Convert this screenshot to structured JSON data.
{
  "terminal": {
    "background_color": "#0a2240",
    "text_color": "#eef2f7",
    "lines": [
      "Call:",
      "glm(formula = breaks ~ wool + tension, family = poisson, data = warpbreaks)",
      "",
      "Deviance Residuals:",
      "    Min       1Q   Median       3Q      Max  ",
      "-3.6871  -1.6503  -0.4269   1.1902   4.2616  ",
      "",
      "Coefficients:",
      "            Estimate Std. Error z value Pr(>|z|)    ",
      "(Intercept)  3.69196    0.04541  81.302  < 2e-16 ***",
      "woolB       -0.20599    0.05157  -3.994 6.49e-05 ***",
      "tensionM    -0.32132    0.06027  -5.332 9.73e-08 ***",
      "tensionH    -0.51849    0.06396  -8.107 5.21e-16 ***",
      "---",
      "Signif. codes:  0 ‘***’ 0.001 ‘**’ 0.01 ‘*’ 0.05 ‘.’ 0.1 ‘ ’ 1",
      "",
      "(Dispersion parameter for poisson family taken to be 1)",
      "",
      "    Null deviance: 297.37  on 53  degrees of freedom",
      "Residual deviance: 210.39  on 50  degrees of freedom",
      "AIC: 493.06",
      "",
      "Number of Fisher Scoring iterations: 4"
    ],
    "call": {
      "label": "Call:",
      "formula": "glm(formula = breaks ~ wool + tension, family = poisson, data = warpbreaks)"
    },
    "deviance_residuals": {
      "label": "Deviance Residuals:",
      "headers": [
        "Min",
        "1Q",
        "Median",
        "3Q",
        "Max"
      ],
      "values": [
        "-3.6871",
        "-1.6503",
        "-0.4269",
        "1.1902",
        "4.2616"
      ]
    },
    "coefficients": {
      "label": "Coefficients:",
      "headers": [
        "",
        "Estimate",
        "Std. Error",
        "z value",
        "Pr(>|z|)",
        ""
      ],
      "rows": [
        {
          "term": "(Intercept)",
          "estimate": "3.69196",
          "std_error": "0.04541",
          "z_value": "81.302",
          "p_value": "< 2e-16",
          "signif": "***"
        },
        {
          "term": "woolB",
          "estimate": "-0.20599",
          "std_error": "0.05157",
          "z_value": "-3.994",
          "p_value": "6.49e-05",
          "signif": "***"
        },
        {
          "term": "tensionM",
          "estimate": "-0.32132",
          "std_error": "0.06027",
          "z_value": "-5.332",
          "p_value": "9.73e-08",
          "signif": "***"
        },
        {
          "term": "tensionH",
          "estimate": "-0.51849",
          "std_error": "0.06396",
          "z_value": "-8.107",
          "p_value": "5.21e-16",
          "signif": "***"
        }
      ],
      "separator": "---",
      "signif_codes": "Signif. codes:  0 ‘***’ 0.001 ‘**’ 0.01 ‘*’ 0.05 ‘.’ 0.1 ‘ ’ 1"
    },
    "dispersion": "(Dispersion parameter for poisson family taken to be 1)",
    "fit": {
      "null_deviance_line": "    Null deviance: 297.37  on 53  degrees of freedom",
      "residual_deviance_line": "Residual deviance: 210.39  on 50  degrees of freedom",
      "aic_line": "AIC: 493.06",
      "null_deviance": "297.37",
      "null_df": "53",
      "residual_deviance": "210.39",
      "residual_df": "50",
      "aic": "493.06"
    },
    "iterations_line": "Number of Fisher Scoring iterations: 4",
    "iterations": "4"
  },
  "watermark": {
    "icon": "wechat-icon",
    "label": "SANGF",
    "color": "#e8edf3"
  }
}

* What is required:
Using the listing above, show each line holding the string "parameter".

* Completed exercise:
      "(Dispersion parameter for poisson family taken to be 1)",
    "dispersion": "(Dispersion parameter for poisson family taken to be 1)",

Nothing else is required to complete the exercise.